→ **REQUIREMENT**
Write out the listing beneath this instruction in its entirety, exactly as it reads.

→ **PROVIDED DATA**

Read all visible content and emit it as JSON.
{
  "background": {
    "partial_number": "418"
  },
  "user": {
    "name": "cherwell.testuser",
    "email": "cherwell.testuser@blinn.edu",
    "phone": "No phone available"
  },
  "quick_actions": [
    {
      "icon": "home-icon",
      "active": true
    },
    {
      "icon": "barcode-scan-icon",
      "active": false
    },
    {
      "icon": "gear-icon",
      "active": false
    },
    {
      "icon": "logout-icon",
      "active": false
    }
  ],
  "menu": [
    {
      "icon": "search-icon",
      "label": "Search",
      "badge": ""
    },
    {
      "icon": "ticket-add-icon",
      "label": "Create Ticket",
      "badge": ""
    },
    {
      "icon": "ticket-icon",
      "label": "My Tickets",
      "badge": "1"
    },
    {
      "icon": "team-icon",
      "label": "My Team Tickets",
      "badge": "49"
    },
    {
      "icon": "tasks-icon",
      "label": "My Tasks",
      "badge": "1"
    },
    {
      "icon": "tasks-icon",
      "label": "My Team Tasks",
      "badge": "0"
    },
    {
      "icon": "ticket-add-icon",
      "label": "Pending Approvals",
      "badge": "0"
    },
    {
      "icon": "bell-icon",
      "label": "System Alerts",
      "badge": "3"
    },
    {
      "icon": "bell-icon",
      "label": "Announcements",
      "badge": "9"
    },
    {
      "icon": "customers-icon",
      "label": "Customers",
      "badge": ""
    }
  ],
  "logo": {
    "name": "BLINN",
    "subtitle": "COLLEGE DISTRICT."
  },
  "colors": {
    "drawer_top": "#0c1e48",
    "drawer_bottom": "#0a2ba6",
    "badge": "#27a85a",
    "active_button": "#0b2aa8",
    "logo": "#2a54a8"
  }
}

→ **TASK RESULT**
Read all visible content and emit it as JSON.
{
  "background": {
    "partial_number": "418"
  },
  "user": {
    "name": "cherwell.testuser",
    "email": "cherwell.testuser@blinn.edu",
    "phone": "No phone available"
  },
  "quick_actions": [
    {
      "icon": "home-icon",
      "active": true
    },
    {
      "icon": "barcode-scan-icon",
      "active": false
    },
    {
      "icon": "gear-icon",
      "active": false
    },
    {
      "icon": "logout-icon",
      "active": false
    }
  ],
  "menu": [
    {
      "icon": "search-icon",
      "label": "Search",
      "badge": ""
    },
    {
      "icon": "ticket-add-icon",
      "label": "Create Ticket",
      "badge": ""
    },
    {
      "icon": "ticket-icon",
      "label": "My Tickets",
      "badge": "1"
    },
    {
      "icon": "team-icon",
      "label": "My Team Tickets",
      "badge": "49"
    },
    {
      "icon": "tasks-icon",
      "label": "My Tasks",
      "badge": "1"
    },
    {
      "icon": "tasks-icon",
      "label": "My Team Tasks",
      "badge": "0"
    },
    {
      "icon": "ticket-add-icon",
      "label": "Pending Approvals",
      "badge": "0"
    },
    {
      "icon": "bell-icon",
      "label": "System Alerts",
      "badge": "3"
    },
    {
      "icon": "bell-icon",
      "label": "Announcements",
      "badge": "9"
    },
    {
      "icon": "customers-icon",
      "label": "Customers",
      "badge": ""
    }
  ],
  "logo": {
    "name": "BLINN",
    "subtitle": "COLLEGE DISTRICT."
  },
  "colors": {
    "drawer_top": "#0c1e48",
    "drawer_bottom": "#0a2ba6",
    "badge": "#27a85a",
    "active_button": "#0b2aa8",
    "logo": "#2a54a8"
  }
}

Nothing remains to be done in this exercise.